**Rows from a layout dataset:**
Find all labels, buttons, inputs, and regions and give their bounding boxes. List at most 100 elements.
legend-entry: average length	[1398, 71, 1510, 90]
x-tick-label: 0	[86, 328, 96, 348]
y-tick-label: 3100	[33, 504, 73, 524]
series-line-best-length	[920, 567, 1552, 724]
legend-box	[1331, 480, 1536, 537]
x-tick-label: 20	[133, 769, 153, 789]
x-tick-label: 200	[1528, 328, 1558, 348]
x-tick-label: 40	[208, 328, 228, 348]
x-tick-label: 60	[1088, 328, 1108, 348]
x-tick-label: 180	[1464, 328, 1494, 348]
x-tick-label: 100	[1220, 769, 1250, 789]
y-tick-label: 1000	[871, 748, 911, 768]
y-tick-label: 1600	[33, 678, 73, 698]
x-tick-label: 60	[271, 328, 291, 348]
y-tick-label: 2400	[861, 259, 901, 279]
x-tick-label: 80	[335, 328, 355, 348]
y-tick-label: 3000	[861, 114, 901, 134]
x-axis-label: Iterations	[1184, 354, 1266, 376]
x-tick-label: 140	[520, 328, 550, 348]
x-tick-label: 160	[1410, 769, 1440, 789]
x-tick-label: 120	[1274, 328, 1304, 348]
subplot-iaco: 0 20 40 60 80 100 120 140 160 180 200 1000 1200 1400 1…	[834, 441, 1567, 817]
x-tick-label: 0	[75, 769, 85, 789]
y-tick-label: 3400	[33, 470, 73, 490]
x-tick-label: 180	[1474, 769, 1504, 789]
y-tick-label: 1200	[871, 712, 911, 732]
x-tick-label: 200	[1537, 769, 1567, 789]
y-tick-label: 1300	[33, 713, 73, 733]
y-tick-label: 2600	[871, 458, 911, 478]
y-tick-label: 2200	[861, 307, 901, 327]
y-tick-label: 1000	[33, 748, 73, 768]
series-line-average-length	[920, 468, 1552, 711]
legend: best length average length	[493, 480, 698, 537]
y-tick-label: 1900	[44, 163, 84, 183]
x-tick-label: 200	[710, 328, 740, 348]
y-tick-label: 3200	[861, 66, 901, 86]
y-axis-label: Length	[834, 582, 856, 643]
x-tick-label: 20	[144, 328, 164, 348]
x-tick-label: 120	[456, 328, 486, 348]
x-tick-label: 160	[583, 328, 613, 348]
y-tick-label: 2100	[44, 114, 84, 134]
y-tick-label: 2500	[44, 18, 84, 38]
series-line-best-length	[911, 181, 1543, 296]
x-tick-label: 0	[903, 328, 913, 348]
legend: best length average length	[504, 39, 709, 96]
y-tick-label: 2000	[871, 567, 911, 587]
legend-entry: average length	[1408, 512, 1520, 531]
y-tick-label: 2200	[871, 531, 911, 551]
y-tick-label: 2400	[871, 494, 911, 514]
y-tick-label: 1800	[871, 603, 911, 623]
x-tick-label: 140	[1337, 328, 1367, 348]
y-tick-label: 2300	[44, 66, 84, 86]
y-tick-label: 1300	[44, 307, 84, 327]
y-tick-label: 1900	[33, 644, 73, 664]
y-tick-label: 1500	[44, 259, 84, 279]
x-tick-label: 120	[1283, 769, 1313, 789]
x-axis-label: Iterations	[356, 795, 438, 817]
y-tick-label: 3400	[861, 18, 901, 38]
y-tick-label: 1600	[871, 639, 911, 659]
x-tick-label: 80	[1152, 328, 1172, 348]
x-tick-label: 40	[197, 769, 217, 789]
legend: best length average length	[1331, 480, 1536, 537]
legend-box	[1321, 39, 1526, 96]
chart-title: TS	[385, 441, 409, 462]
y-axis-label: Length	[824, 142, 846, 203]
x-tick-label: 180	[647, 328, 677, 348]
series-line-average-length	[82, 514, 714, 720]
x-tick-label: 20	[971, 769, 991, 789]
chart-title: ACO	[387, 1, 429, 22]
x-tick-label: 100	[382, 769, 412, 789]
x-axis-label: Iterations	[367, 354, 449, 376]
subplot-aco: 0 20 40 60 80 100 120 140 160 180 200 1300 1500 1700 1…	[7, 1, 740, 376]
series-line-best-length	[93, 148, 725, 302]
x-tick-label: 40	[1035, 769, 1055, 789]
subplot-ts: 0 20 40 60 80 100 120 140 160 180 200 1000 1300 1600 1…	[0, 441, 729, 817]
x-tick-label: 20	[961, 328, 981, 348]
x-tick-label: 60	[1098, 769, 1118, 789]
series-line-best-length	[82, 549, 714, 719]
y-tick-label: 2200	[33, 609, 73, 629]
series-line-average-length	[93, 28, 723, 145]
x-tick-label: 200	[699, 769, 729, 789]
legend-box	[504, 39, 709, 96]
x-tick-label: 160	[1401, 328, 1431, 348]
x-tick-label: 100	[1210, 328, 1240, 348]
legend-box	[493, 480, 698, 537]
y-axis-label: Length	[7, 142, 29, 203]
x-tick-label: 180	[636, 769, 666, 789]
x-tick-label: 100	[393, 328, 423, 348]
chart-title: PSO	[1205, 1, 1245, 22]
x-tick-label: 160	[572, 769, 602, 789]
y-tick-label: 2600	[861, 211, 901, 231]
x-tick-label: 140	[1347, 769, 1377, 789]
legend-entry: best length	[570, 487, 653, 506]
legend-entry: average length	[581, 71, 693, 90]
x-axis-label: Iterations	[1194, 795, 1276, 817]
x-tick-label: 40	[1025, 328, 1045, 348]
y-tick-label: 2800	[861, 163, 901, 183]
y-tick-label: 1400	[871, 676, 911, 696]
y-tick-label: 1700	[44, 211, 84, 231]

**Set task:** Switch "legend-box" to "legend-frame" in the records from the start up to and including the line with "769, 153, 789]", and write those lines out again with everything else unchanged.

**Task response:**
Find all labels, buttons, inputs, and regions and give their bounding boxes. List at most 100 elements.
legend-entry: average length	[1398, 71, 1510, 90]
x-tick-label: 0	[86, 328, 96, 348]
y-tick-label: 3100	[33, 504, 73, 524]
series-line-best-length	[920, 567, 1552, 724]
legend-frame	[1331, 480, 1536, 537]
x-tick-label: 20	[133, 769, 153, 789]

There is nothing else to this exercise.